┌──

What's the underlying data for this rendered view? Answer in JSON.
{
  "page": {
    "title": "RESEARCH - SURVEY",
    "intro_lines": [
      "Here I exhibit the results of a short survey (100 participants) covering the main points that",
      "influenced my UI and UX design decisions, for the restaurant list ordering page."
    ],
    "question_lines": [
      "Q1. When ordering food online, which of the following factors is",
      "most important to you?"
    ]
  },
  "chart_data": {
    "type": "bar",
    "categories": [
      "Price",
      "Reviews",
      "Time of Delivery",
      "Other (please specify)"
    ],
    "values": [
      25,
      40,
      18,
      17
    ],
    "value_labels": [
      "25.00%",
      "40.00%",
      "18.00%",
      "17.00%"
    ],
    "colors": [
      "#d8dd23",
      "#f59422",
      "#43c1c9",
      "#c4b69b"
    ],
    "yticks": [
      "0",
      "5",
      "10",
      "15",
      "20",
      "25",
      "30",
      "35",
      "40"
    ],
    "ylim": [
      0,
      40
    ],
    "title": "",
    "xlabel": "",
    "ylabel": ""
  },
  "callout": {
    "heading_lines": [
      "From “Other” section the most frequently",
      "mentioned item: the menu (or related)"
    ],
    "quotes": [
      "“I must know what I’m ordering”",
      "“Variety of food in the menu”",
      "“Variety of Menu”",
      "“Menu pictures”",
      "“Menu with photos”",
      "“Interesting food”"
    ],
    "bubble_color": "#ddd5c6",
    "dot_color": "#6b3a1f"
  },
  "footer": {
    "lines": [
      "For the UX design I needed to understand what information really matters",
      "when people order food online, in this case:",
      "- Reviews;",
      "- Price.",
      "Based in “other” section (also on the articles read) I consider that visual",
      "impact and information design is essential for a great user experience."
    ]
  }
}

└──

* _Instruction_: Every line above should be written out again exactly as it stands.

* _Complete response_:
What's the underlying data for this rendered view? Answer in JSON.
{
  "page": {
    "title": "RESEARCH - SURVEY",
    "intro_lines": [
      "Here I exhibit the results of a short survey (100 participants) covering the main points that",
      "influenced my UI and UX design decisions, for the restaurant list ordering page."
    ],
    "question_lines": [
      "Q1. When ordering food online, which of the following factors is",
      "most important to you?"
    ]
  },
  "chart_data": {
    "type": "bar",
    "categories": [
      "Price",
      "Reviews",
      "Time of Delivery",
      "Other (please specify)"
    ],
    "values": [
      25,
      40,
      18,
      17
    ],
    "value_labels": [
      "25.00%",
      "40.00%",
      "18.00%",
      "17.00%"
    ],
    "colors": [
      "#d8dd23",
      "#f59422",
      "#43c1c9",
      "#c4b69b"
    ],
    "yticks": [
      "0",
      "5",
      "10",
      "15",
      "20",
      "25",
      "30",
      "35",
      "40"
    ],
    "ylim": [
      0,
      40
    ],
    "title": "",
    "xlabel": "",
    "ylabel": ""
  },
  "callout": {
    "heading_lines": [
      "From “Other” section the most frequently",
      "mentioned item: the menu (or related)"
    ],
    "quotes": [
      "“I must know what I’m ordering”",
      "“Variety of food in the menu”",
      "“Variety of Menu”",
      "“Menu pictures”",
      "“Menu with photos”",
      "“Interesting food”"
    ],
    "bubble_color": "#ddd5c6",
    "dot_color": "#6b3a1f"
  },
  "footer": {
    "lines": [
      "For the UX design I needed to understand what information really matters",
      "when people order food online, in this case:",
      "- Reviews;",
      "- Price.",
      "Based in “other” section (also on the articles read) I consider that visual",
      "impact and information design is essential for a great user experience."
    ]
  }
}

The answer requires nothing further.